### Set task
Copy every line that holds "emit".

start Provided entries

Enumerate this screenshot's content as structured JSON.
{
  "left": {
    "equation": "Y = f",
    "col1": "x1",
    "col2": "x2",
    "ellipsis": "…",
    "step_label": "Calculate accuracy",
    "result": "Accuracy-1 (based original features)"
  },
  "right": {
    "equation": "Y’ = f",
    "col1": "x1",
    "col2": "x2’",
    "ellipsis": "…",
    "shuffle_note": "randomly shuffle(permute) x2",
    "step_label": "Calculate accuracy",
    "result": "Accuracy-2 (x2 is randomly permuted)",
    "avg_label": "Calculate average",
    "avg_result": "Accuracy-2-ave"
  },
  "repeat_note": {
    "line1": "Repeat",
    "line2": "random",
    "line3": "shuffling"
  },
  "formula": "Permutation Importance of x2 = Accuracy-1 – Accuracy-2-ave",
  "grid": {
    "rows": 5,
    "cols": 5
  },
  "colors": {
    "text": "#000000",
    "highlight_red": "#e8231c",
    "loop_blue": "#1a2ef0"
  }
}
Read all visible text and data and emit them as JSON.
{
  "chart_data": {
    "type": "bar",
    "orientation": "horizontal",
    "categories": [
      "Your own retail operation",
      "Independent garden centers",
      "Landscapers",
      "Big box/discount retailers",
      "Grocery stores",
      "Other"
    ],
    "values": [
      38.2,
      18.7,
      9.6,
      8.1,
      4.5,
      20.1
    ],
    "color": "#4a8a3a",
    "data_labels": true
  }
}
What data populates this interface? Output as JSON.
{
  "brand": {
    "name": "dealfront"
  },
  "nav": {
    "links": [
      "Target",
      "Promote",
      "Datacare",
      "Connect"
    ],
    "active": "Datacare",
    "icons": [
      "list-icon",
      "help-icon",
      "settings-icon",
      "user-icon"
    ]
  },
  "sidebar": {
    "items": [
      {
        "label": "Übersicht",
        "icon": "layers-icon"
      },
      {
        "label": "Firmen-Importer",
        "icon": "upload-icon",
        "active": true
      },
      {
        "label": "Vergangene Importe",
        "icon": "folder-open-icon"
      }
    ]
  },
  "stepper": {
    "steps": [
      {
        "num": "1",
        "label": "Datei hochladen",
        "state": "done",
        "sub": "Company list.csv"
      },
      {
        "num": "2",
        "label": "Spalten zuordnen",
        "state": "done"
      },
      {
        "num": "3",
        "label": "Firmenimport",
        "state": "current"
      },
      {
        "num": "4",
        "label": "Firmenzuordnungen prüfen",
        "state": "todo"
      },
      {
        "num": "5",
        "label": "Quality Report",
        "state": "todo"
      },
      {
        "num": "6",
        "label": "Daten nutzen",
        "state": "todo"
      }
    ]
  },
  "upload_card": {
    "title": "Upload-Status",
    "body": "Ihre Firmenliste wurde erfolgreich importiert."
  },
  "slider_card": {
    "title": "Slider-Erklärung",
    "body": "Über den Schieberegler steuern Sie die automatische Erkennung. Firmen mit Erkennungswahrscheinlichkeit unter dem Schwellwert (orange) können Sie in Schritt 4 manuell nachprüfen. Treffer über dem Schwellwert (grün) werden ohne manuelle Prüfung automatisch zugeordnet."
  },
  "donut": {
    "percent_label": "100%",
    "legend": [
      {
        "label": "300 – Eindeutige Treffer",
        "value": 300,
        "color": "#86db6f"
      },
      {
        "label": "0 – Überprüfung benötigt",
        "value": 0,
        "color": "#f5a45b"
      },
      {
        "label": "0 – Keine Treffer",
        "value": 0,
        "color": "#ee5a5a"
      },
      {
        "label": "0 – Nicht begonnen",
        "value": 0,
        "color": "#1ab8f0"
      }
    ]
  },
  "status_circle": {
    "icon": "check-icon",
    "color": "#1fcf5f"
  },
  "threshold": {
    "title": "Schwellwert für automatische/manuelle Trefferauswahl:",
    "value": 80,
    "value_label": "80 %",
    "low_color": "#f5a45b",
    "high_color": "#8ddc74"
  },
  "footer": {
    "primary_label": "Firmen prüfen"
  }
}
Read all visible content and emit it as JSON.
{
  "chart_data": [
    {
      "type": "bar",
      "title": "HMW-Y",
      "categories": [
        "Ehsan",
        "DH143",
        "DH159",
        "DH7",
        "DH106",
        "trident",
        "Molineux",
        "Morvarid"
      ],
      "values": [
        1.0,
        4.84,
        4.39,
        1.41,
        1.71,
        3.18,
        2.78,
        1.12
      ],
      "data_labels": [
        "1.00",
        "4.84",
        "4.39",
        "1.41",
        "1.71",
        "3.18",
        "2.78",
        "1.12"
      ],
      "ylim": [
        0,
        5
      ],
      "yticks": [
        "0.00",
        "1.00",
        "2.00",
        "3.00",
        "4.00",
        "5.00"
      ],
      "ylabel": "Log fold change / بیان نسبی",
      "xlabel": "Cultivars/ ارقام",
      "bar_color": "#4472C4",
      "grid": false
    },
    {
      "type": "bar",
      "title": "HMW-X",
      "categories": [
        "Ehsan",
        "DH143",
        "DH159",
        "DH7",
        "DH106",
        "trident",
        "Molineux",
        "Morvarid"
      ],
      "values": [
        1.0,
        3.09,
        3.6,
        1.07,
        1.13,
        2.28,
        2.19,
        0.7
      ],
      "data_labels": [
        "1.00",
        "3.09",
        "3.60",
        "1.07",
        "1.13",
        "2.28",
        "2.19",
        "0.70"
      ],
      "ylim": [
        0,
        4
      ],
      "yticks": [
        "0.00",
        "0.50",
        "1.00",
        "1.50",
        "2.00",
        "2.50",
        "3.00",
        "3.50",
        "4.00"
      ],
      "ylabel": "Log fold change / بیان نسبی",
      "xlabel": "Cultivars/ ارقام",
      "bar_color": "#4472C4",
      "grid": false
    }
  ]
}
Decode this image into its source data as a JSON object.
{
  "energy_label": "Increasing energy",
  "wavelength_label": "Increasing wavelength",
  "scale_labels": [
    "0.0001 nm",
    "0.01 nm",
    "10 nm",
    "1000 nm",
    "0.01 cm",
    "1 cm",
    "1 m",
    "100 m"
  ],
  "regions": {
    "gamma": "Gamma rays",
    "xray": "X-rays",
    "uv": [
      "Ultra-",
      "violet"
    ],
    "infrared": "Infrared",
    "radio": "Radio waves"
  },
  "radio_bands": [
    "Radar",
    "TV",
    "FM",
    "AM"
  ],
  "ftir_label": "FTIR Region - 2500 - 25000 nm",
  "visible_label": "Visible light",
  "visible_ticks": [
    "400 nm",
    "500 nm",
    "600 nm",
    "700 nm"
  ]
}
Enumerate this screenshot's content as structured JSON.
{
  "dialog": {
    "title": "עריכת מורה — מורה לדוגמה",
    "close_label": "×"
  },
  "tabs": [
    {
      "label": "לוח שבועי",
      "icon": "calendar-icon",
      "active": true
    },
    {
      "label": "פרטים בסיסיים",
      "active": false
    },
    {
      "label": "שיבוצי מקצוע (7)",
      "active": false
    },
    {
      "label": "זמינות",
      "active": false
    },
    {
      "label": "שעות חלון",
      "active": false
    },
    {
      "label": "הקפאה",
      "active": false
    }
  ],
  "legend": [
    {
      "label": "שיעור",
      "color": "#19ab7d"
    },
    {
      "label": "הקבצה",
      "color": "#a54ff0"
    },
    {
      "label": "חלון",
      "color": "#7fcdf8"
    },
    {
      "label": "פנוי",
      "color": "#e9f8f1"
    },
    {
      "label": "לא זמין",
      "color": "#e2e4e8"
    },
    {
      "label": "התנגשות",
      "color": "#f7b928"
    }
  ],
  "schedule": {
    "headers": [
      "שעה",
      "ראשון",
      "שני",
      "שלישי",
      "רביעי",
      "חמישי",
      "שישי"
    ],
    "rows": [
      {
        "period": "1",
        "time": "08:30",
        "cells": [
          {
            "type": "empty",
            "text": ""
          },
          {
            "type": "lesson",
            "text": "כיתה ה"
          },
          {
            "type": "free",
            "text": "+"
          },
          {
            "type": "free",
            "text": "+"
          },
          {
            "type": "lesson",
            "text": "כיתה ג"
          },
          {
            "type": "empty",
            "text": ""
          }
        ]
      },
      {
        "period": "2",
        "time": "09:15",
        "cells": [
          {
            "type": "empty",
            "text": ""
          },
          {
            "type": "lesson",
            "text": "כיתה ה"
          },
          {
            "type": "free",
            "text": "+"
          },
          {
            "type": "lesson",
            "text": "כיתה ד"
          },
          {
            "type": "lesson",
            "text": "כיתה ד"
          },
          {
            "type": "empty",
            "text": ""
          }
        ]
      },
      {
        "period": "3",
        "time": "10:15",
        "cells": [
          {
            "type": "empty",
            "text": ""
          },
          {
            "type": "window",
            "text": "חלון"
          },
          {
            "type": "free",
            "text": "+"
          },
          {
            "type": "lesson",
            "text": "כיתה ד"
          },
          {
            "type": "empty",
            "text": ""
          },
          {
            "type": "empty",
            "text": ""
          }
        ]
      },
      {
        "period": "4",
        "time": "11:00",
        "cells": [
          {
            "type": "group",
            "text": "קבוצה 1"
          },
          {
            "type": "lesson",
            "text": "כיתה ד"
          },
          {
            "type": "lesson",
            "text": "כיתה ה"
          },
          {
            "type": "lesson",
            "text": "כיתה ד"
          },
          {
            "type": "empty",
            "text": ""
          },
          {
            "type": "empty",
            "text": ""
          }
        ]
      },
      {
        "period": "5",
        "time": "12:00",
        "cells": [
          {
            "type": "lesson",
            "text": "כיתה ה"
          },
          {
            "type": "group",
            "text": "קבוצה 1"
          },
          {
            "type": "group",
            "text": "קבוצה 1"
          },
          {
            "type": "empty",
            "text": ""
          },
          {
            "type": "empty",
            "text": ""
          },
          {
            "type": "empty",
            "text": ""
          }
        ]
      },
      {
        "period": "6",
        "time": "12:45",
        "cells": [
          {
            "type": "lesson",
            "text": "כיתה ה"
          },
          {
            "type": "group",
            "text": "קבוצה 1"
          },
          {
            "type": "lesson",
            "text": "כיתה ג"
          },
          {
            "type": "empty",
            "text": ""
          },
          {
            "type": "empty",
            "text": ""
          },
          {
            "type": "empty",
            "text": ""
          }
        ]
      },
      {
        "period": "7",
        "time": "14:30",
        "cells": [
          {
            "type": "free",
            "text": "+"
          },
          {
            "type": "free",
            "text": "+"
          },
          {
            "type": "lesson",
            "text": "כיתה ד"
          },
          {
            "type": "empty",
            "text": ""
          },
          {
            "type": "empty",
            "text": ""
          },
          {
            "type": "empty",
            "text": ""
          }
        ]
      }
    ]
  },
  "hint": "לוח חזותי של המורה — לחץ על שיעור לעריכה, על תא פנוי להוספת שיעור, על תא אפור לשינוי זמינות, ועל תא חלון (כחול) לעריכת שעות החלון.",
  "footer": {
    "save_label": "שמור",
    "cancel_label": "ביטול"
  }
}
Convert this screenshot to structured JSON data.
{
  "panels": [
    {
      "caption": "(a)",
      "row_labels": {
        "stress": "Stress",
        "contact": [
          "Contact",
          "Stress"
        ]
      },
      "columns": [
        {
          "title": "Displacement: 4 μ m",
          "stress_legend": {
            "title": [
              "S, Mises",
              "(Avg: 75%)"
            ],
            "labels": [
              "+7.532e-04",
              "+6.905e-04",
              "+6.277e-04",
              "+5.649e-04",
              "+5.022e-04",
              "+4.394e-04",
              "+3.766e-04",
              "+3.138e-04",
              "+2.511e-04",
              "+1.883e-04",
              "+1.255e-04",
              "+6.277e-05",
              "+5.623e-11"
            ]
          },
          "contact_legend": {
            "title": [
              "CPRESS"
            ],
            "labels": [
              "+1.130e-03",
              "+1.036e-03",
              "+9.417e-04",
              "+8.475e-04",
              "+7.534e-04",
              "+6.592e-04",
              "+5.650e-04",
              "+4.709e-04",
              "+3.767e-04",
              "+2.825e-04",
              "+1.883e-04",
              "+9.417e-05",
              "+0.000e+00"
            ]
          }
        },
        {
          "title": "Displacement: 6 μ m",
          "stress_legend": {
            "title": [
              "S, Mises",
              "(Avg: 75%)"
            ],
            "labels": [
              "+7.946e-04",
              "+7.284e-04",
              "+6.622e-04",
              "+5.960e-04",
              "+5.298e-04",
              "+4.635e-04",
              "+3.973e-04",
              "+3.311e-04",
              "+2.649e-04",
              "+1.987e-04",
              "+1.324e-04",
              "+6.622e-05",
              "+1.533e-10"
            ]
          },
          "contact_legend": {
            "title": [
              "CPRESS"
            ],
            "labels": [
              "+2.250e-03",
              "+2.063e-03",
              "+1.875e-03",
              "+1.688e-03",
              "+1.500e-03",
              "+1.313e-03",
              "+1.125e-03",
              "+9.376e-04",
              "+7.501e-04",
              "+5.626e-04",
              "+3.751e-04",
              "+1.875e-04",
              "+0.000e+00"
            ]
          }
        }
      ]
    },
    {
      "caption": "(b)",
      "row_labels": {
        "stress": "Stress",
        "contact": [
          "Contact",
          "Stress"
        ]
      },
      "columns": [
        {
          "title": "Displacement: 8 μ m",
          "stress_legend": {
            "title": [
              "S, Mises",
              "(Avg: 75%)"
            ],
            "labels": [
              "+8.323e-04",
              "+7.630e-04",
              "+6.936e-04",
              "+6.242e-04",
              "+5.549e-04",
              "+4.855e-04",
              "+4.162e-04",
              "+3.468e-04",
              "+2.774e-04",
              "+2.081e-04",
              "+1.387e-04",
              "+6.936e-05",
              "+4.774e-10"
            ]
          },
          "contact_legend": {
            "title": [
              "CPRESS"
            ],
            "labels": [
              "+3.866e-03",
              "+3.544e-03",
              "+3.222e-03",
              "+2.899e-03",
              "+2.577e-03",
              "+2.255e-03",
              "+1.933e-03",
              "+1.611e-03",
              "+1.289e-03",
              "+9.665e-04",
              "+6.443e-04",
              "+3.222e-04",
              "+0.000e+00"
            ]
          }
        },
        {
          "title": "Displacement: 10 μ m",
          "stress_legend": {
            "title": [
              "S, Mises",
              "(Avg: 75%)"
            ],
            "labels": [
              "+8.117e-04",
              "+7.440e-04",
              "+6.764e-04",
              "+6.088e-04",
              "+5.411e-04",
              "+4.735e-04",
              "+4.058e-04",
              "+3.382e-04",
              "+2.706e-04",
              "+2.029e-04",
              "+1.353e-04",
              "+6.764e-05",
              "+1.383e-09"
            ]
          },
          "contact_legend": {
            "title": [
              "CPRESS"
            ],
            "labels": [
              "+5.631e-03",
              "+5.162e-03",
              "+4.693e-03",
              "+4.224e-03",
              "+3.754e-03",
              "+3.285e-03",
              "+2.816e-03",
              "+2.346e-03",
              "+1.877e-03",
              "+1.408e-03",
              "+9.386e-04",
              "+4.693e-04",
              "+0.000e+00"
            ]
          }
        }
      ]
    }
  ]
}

end Provided entries

### Correct result
Read all visible text and data and emit them as JSON.
Read all visible content and emit it as JSON.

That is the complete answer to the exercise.